══ DATA EXTRACT ══

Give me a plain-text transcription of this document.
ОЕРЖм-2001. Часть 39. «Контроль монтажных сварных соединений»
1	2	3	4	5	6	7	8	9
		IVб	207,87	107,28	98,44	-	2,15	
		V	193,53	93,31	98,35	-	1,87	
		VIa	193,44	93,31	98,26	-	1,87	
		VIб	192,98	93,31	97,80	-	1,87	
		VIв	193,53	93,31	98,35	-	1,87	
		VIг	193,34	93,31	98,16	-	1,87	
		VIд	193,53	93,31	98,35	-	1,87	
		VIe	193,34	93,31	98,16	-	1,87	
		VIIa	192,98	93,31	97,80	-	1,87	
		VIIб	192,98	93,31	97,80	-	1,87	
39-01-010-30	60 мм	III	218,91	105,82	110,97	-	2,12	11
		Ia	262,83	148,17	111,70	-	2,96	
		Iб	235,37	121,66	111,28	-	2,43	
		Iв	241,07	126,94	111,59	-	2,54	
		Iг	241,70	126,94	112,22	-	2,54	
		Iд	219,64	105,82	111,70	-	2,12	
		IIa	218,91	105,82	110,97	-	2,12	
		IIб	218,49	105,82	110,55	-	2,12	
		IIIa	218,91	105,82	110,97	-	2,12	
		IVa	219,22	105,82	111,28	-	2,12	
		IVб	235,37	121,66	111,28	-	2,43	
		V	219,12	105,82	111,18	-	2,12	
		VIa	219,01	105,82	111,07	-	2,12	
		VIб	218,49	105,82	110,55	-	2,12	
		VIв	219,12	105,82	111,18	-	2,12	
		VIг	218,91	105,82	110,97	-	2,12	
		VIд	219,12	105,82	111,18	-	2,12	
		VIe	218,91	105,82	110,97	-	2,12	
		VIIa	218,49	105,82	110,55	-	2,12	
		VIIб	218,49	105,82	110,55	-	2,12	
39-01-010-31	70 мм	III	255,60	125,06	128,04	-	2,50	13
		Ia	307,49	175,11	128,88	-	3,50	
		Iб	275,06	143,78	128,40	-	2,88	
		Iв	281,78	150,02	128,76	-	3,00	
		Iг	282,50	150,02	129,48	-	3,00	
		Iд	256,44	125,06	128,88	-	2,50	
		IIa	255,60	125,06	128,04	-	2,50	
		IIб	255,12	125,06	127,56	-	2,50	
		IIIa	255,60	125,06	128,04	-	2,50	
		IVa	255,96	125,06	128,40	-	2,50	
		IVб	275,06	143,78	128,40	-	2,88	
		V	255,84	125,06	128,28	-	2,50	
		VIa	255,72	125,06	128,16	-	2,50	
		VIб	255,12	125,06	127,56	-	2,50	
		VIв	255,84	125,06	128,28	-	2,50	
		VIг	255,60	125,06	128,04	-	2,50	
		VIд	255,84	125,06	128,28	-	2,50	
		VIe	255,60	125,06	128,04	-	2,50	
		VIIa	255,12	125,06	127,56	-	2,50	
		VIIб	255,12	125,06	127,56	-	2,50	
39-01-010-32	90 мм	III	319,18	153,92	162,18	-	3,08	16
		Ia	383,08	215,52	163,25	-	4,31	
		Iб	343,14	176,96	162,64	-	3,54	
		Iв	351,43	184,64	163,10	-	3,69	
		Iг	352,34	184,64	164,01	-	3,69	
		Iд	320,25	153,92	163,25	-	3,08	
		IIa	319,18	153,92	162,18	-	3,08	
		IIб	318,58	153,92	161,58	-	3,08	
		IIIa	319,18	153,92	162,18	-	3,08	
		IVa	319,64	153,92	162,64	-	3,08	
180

═══

### TASK DESCRIPTION
Where a line contains "VIIa", copy that line.

### RESULT OF THE EXERCISE
		VIIa	192,98	93,31	97,80	-	1,87	
		VIIa	218,49	105,82	110,55	-	2,12	
		VIIa	255,12	125,06	127,56	-	2,50	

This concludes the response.